JOB: Every line that holds the string "caption" is to be identified and copied.

INPUT DATA:
──────
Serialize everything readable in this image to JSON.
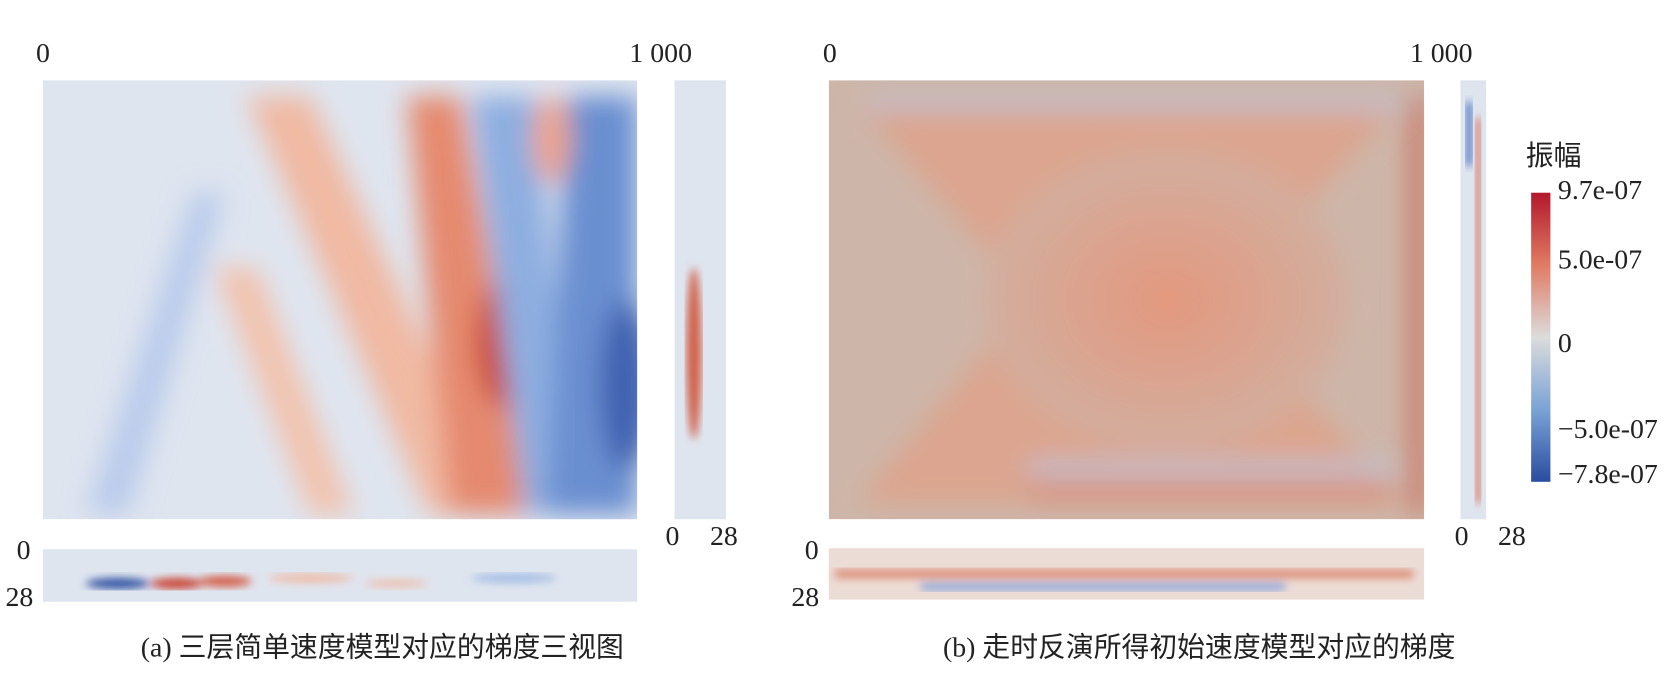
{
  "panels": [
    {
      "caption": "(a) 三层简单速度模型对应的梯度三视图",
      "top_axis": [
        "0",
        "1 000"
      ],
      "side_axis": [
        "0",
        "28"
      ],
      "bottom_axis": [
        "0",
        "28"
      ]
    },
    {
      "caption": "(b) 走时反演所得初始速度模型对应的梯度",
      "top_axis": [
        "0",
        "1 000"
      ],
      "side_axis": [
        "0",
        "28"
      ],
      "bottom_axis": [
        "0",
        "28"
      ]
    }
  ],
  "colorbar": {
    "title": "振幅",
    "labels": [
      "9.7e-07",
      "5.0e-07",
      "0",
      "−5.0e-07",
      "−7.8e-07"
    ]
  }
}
──────
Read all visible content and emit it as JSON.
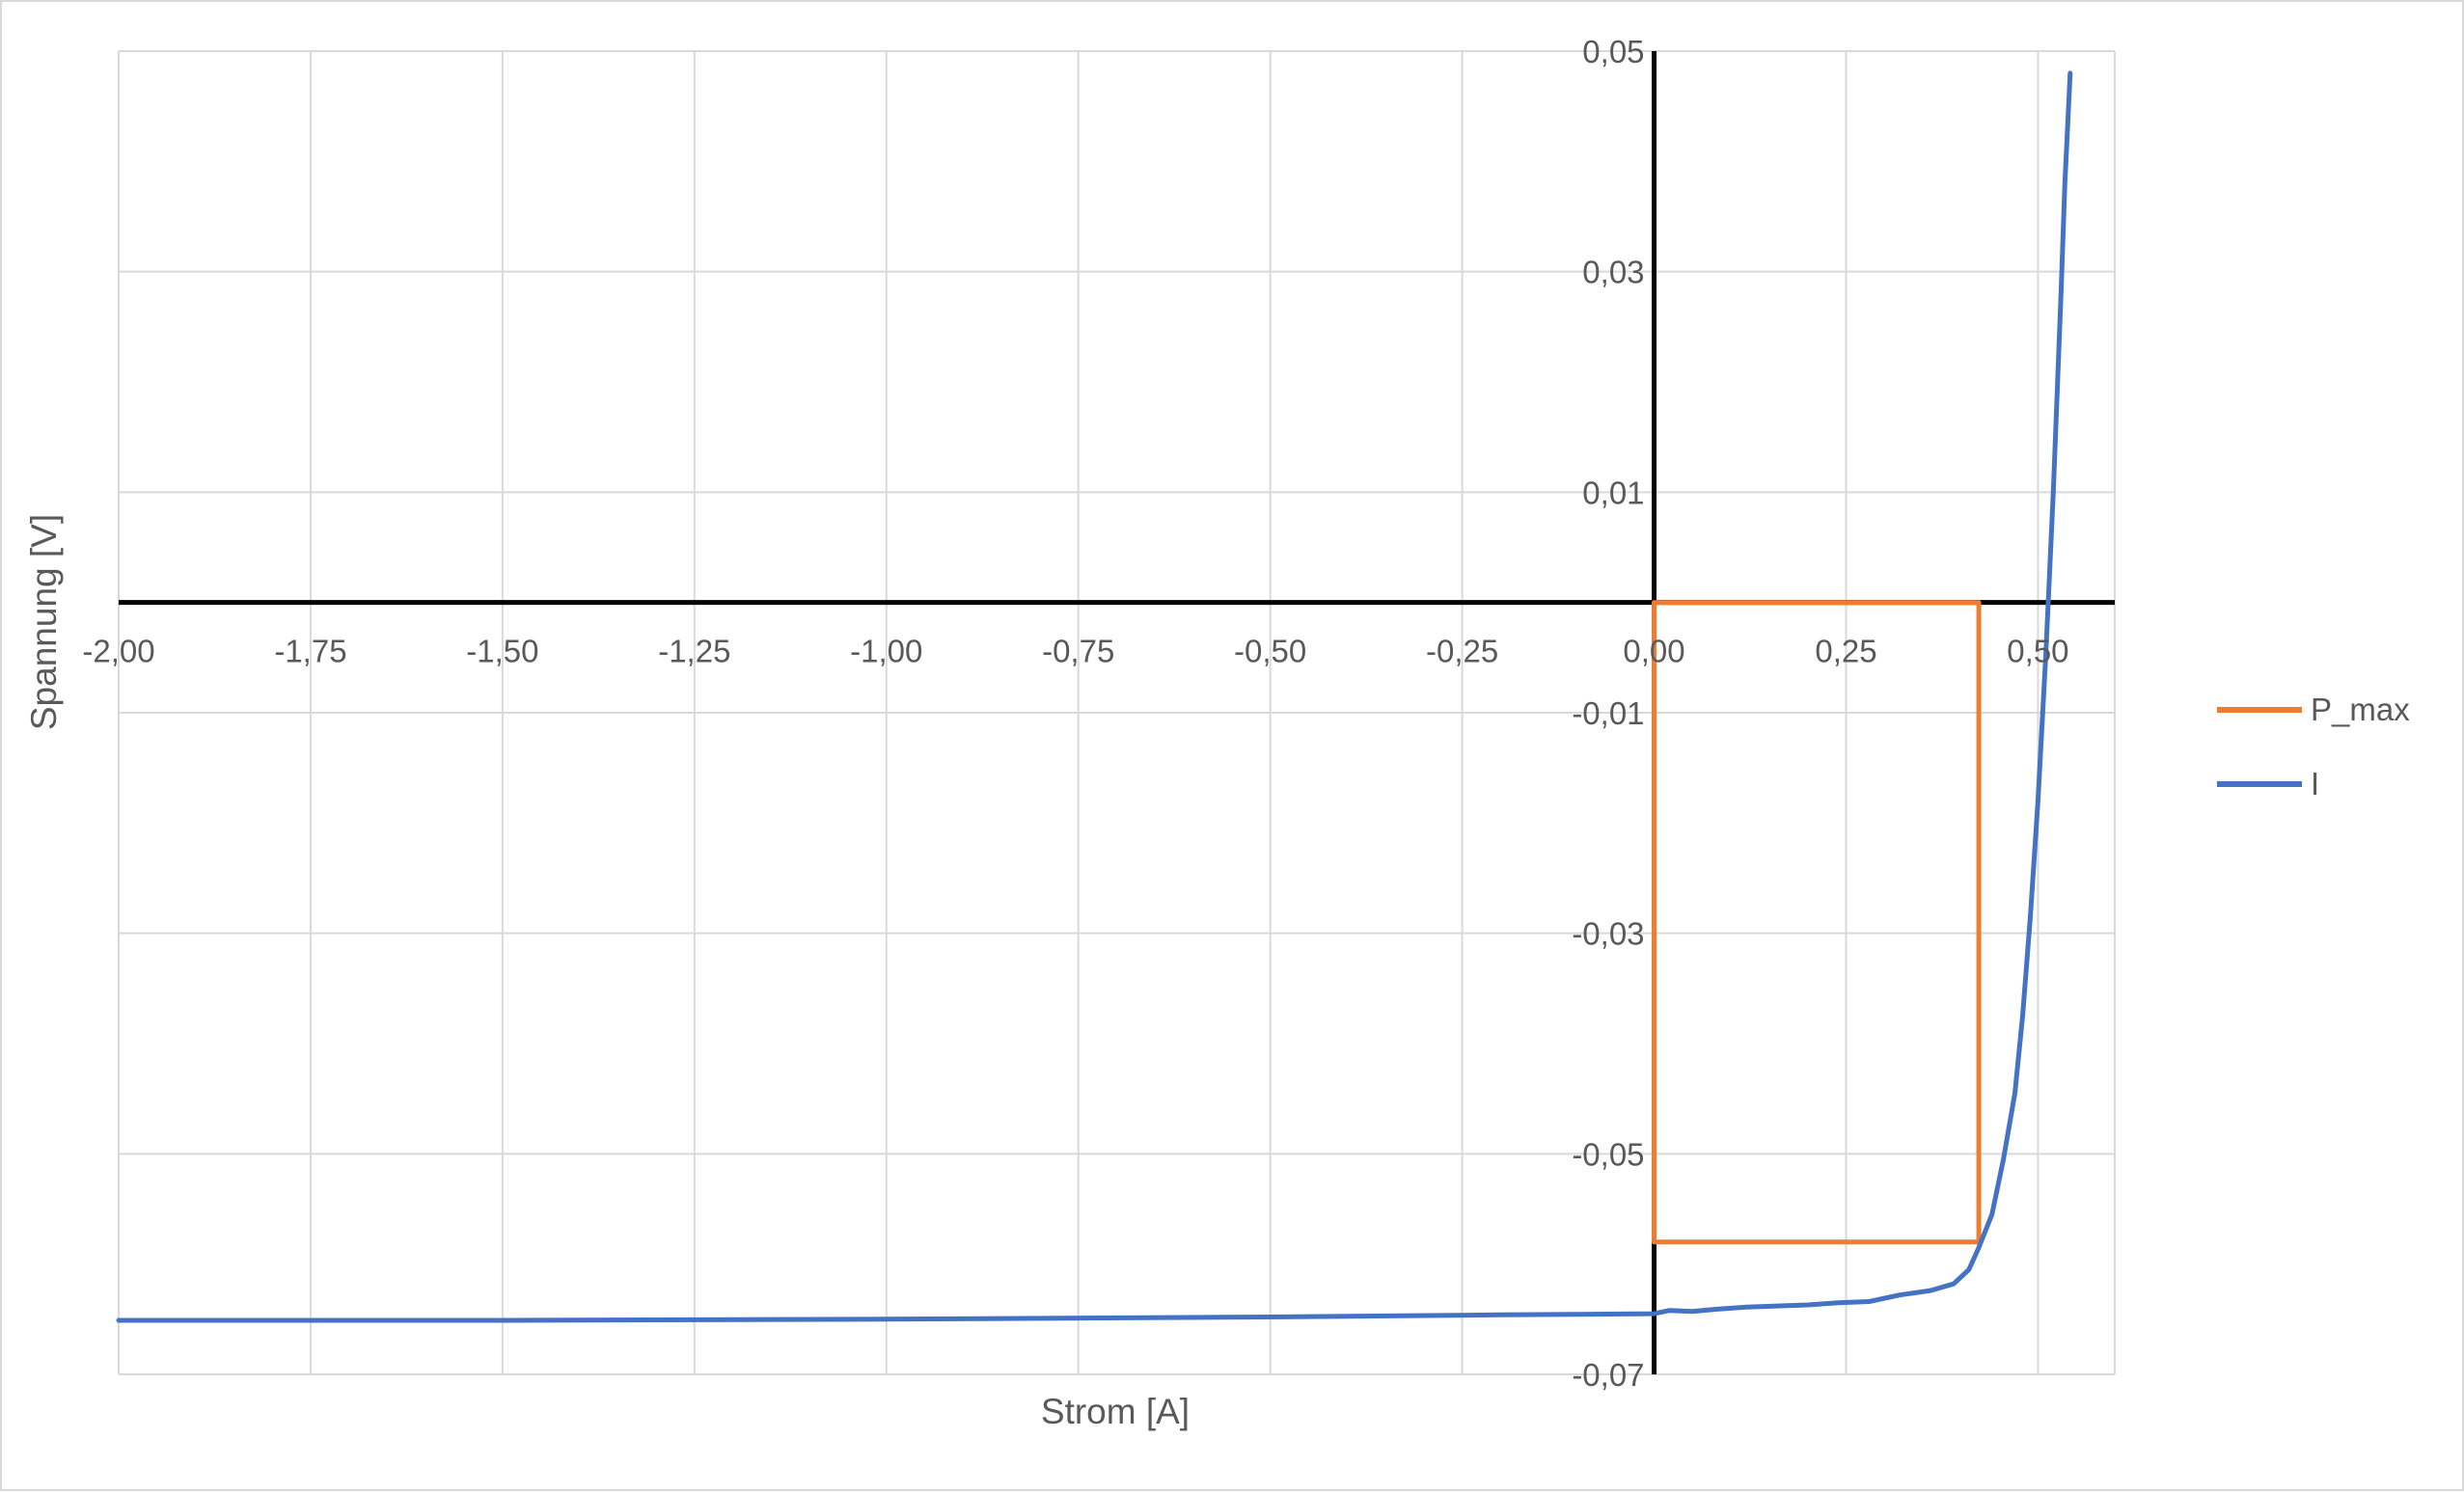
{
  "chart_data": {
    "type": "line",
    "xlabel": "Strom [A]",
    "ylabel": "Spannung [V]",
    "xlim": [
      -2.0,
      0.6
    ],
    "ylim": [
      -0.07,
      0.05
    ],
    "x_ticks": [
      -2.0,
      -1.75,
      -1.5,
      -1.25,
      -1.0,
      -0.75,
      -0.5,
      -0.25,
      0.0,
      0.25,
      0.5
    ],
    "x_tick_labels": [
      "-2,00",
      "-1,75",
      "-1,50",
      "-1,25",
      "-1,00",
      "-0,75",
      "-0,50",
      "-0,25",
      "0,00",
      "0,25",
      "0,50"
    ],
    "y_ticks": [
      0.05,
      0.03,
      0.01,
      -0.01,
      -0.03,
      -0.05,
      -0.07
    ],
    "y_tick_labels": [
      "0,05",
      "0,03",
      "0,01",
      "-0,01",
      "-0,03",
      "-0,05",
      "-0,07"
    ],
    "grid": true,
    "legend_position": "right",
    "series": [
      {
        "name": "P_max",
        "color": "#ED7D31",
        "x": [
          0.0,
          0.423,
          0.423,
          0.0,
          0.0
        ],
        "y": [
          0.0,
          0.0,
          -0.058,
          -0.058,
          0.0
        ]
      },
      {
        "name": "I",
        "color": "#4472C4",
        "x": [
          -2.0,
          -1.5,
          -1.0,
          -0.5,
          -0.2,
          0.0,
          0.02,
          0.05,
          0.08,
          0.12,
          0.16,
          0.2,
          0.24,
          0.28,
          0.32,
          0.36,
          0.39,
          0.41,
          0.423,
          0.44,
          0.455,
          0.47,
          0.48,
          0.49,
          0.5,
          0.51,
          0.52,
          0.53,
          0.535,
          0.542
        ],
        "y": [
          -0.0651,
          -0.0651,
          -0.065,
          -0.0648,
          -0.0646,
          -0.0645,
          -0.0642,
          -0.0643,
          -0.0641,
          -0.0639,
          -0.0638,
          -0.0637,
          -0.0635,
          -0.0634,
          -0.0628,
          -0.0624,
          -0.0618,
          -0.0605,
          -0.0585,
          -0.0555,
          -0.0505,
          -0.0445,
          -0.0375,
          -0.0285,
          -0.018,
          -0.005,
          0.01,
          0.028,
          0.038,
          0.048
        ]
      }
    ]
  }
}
──────
EXPECTED OUTPUT:
      "caption": "(a) 三层简单速度模型对应的梯度三视图",
      "caption": "(b) 走时反演所得初始速度模型对应的梯度",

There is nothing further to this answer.